# What the task asks:
Everything in the listing should be restated word for word.

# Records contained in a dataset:
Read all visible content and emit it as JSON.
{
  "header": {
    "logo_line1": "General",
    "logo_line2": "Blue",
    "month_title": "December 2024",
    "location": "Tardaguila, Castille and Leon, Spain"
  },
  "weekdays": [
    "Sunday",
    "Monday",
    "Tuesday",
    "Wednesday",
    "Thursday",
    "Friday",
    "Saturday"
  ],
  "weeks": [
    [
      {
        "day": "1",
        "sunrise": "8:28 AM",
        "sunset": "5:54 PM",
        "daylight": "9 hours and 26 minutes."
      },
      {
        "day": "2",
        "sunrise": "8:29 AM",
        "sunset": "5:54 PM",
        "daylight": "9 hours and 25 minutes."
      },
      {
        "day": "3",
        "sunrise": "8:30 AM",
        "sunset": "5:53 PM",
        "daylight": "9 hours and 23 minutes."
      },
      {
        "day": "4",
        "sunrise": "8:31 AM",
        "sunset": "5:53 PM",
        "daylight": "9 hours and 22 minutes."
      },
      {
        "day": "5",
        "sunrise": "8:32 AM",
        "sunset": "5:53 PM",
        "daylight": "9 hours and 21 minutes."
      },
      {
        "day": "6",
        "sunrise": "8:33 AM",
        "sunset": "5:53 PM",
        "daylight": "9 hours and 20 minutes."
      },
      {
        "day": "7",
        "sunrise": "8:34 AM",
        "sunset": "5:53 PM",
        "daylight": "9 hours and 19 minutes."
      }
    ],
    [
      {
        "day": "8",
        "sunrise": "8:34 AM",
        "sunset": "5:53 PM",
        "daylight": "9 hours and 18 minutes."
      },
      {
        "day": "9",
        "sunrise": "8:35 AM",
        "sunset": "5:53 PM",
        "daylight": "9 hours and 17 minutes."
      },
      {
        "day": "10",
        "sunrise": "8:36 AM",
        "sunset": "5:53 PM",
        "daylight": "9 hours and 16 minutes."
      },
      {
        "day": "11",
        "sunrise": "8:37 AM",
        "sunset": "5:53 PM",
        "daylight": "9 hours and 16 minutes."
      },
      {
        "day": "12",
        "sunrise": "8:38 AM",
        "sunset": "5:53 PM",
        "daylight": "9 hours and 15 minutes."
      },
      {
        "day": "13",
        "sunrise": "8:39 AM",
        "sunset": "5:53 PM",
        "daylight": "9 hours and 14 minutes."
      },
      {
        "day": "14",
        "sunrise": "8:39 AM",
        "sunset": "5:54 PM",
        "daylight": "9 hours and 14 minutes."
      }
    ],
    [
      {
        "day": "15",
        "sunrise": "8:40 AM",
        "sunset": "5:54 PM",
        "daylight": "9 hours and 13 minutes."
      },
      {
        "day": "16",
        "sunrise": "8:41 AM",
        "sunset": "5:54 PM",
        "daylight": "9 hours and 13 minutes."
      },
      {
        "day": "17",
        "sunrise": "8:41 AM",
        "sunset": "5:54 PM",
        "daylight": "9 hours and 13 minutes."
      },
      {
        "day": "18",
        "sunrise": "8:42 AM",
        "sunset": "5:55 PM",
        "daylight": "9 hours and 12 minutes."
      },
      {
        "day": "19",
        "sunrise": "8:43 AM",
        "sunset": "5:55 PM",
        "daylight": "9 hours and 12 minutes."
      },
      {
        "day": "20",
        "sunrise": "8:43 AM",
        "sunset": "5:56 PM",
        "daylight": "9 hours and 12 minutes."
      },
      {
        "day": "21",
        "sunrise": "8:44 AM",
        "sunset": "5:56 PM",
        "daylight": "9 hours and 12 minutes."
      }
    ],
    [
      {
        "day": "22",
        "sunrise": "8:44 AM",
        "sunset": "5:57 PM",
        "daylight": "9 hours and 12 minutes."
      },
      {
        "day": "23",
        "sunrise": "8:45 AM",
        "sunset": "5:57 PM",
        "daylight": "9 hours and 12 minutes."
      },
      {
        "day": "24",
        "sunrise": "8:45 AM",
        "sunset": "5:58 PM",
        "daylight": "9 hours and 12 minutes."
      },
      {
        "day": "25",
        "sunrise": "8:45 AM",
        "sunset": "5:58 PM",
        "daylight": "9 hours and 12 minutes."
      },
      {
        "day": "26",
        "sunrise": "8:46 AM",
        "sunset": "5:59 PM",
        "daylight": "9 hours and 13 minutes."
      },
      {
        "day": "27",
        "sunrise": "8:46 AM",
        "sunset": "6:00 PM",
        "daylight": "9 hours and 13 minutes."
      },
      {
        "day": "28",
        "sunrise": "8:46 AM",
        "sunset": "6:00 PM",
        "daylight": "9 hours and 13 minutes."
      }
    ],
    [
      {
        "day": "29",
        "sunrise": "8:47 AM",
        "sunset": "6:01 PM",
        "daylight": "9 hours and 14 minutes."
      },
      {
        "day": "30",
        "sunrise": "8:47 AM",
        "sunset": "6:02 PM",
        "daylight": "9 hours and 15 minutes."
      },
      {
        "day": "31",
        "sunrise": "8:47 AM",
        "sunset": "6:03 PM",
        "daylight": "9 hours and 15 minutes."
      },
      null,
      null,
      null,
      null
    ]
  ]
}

# Correct answer:
Read all visible content and emit it as JSON.
{
  "header": {
    "logo_line1": "General",
    "logo_line2": "Blue",
    "month_title": "December 2024",
    "location": "Tardaguila, Castille and Leon, Spain"
  },
  "weekdays": [
    "Sunday",
    "Monday",
    "Tuesday",
    "Wednesday",
    "Thursday",
    "Friday",
    "Saturday"
  ],
  "weeks": [
    [
      {
        "day": "1",
        "sunrise": "8:28 AM",
        "sunset": "5:54 PM",
        "daylight": "9 hours and 26 minutes."
      },
      {
        "day": "2",
        "sunrise": "8:29 AM",
        "sunset": "5:54 PM",
        "daylight": "9 hours and 25 minutes."
      },
      {
        "day": "3",
        "sunrise": "8:30 AM",
        "sunset": "5:53 PM",
        "daylight": "9 hours and 23 minutes."
      },
      {
        "day": "4",
        "sunrise": "8:31 AM",
        "sunset": "5:53 PM",
        "daylight": "9 hours and 22 minutes."
      },
      {
        "day": "5",
        "sunrise": "8:32 AM",
        "sunset": "5:53 PM",
        "daylight": "9 hours and 21 minutes."
      },
      {
        "day": "6",
        "sunrise": "8:33 AM",
        "sunset": "5:53 PM",
        "daylight": "9 hours and 20 minutes."
      },
      {
        "day": "7",
        "sunrise": "8:34 AM",
        "sunset": "5:53 PM",
        "daylight": "9 hours and 19 minutes."
      }
    ],
    [
      {
        "day": "8",
        "sunrise": "8:34 AM",
        "sunset": "5:53 PM",
        "daylight": "9 hours and 18 minutes."
      },
      {
        "day": "9",
        "sunrise": "8:35 AM",
        "sunset": "5:53 PM",
        "daylight": "9 hours and 17 minutes."
      },
      {
        "day": "10",
        "sunrise": "8:36 AM",
        "sunset": "5:53 PM",
        "daylight": "9 hours and 16 minutes."
      },
      {
        "day": "11",
        "sunrise": "8:37 AM",
        "sunset": "5:53 PM",
        "daylight": "9 hours and 16 minutes."
      },
      {
        "day": "12",
        "sunrise": "8:38 AM",
        "sunset": "5:53 PM",
        "daylight": "9 hours and 15 minutes."
      },
      {
        "day": "13",
        "sunrise": "8:39 AM",
        "sunset": "5:53 PM",
        "daylight": "9 hours and 14 minutes."
      },
      {
        "day": "14",
        "sunrise": "8:39 AM",
        "sunset": "5:54 PM",
        "daylight": "9 hours and 14 minutes."
      }
    ],
    [
      {
        "day": "15",
        "sunrise": "8:40 AM",
        "sunset": "5:54 PM",
        "daylight": "9 hours and 13 minutes."
      },
      {
        "day": "16",
        "sunrise": "8:41 AM",
        "sunset": "5:54 PM",
        "daylight": "9 hours and 13 minutes."
      },
      {
        "day": "17",
        "sunrise": "8:41 AM",
        "sunset": "5:54 PM",
        "daylight": "9 hours and 13 minutes."
      },
      {
        "day": "18",
        "sunrise": "8:42 AM",
        "sunset": "5:55 PM",
        "daylight": "9 hours and 12 minutes."
      },
      {
        "day": "19",
        "sunrise": "8:43 AM",
        "sunset": "5:55 PM",
        "daylight": "9 hours and 12 minutes."
      },
      {
        "day": "20",
        "sunrise": "8:43 AM",
        "sunset": "5:56 PM",
        "daylight": "9 hours and 12 minutes."
      },
      {
        "day": "21",
        "sunrise": "8:44 AM",
        "sunset": "5:56 PM",
        "daylight": "9 hours and 12 minutes."
      }
    ],
    [
      {
        "day": "22",
        "sunrise": "8:44 AM",
        "sunset": "5:57 PM",
        "daylight": "9 hours and 12 minutes."
      },
      {
        "day": "23",
        "sunrise": "8:45 AM",
        "sunset": "5:57 PM",
        "daylight": "9 hours and 12 minutes."
      },
      {
        "day": "24",
        "sunrise": "8:45 AM",
        "sunset": "5:58 PM",
        "daylight": "9 hours and 12 minutes."
      },
      {
        "day": "25",
        "sunrise": "8:45 AM",
        "sunset": "5:58 PM",
        "daylight": "9 hours and 12 minutes."
      },
      {
        "day": "26",
        "sunrise": "8:46 AM",
        "sunset": "5:59 PM",
        "daylight": "9 hours and 13 minutes."
      },
      {
        "day": "27",
        "sunrise": "8:46 AM",
        "sunset": "6:00 PM",
        "daylight": "9 hours and 13 minutes."
      },
      {
        "day": "28",
        "sunrise": "8:46 AM",
        "sunset": "6:00 PM",
        "daylight": "9 hours and 13 minutes."
      }
    ],
    [
      {
        "day": "29",
        "sunrise": "8:47 AM",
        "sunset": "6:01 PM",
        "daylight": "9 hours and 14 minutes."
      },
      {
        "day": "30",
        "sunrise": "8:47 AM",
        "sunset": "6:02 PM",
        "daylight": "9 hours and 15 minutes."
      },
      {
        "day": "31",
        "sunrise": "8:47 AM",
        "sunset": "6:03 PM",
        "daylight": "9 hours and 15 minutes."
      },
      null,
      null,
      null,
      null
    ]
  ]
}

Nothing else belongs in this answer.